Aim:
Copy everything in the listing below word for word, apart from any images.

Items from a data source:
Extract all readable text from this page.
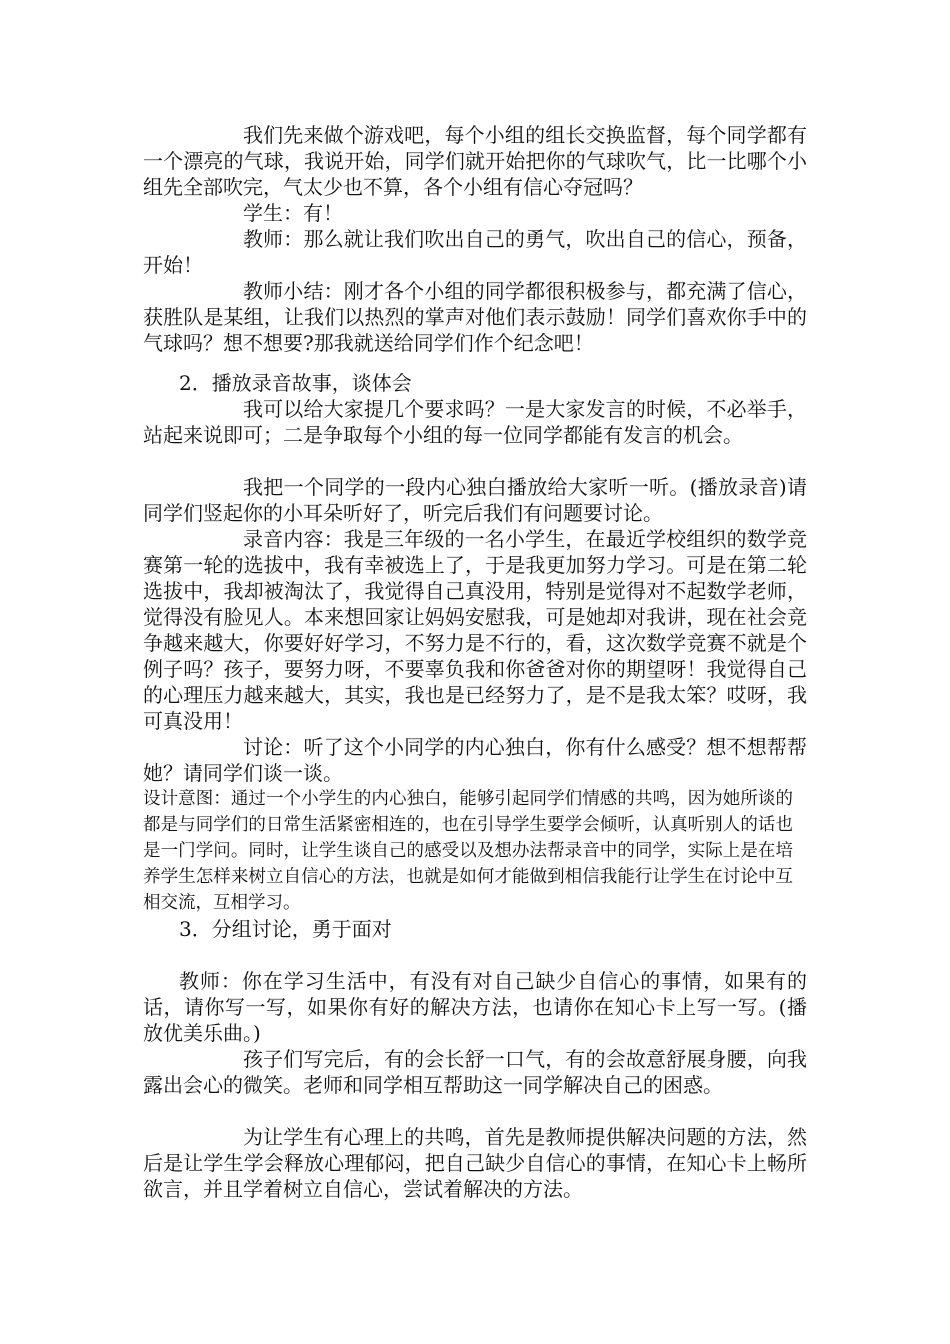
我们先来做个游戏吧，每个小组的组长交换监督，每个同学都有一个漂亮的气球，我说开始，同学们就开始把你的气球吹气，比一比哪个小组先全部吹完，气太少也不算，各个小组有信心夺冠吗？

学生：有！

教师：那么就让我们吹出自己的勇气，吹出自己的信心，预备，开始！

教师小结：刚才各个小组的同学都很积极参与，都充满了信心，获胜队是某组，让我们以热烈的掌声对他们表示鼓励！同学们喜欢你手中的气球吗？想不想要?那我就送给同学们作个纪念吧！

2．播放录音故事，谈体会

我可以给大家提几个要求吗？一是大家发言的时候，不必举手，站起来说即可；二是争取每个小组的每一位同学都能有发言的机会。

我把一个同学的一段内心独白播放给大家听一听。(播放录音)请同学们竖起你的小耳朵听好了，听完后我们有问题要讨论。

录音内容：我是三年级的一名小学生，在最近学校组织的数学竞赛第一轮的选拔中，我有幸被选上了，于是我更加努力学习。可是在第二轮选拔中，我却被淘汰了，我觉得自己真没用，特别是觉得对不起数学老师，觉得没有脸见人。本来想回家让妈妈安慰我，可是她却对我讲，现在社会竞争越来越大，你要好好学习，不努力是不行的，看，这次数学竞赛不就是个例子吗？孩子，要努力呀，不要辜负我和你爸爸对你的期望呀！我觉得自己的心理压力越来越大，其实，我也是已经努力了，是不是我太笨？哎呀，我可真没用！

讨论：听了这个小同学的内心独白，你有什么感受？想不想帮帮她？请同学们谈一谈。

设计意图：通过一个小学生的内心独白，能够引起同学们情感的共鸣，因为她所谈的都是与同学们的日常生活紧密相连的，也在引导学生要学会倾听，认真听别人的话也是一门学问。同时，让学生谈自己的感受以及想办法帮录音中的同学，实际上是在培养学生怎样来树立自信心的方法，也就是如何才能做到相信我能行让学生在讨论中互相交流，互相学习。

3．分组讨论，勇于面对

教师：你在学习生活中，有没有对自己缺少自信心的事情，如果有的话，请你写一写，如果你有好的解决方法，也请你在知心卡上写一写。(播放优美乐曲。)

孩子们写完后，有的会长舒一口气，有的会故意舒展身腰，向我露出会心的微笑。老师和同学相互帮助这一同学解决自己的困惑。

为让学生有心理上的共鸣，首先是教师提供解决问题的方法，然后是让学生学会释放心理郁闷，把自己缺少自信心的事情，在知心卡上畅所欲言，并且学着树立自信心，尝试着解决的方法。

Exercise solution:
Extract all readable text from this page.
我们先来做个游戏吧，每个小组的组长交换监督，每个同学都有一个漂亮的气球，我说开始，同学们就开始把你的气球吹气，比一比哪个小组先全部吹完，气太少也不算，各个小组有信心夺冠吗？

学生：有！

教师：那么就让我们吹出自己的勇气，吹出自己的信心，预备，开始！

教师小结：刚才各个小组的同学都很积极参与，都充满了信心，获胜队是某组，让我们以热烈的掌声对他们表示鼓励！同学们喜欢你手中的气球吗？想不想要?那我就送给同学们作个纪念吧！

2．播放录音故事，谈体会

我可以给大家提几个要求吗？一是大家发言的时候，不必举手，站起来说即可；二是争取每个小组的每一位同学都能有发言的机会。

我把一个同学的一段内心独白播放给大家听一听。(播放录音)请同学们竖起你的小耳朵听好了，听完后我们有问题要讨论。

录音内容：我是三年级的一名小学生，在最近学校组织的数学竞赛第一轮的选拔中，我有幸被选上了，于是我更加努力学习。可是在第二轮选拔中，我却被淘汰了，我觉得自己真没用，特别是觉得对不起数学老师，觉得没有脸见人。本来想回家让妈妈安慰我，可是她却对我讲，现在社会竞争越来越大，你要好好学习，不努力是不行的，看，这次数学竞赛不就是个例子吗？孩子，要努力呀，不要辜负我和你爸爸对你的期望呀！我觉得自己的心理压力越来越大，其实，我也是已经努力了，是不是我太笨？哎呀，我可真没用！

讨论：听了这个小同学的内心独白，你有什么感受？想不想帮帮她？请同学们谈一谈。

设计意图：通过一个小学生的内心独白，能够引起同学们情感的共鸣，因为她所谈的都是与同学们的日常生活紧密相连的，也在引导学生要学会倾听，认真听别人的话也是一门学问。同时，让学生谈自己的感受以及想办法帮录音中的同学，实际上是在培养学生怎样来树立自信心的方法，也就是如何才能做到相信我能行让学生在讨论中互相交流，互相学习。

3．分组讨论，勇于面对

教师：你在学习生活中，有没有对自己缺少自信心的事情，如果有的话，请你写一写，如果你有好的解决方法，也请你在知心卡上写一写。(播放优美乐曲。)

孩子们写完后，有的会长舒一口气，有的会故意舒展身腰，向我露出会心的微笑。老师和同学相互帮助这一同学解决自己的困惑。

为让学生有心理上的共鸣，首先是教师提供解决问题的方法，然后是让学生学会释放心理郁闷，把自己缺少自信心的事情，在知心卡上畅所欲言，并且学着树立自信心，尝试着解决的方法。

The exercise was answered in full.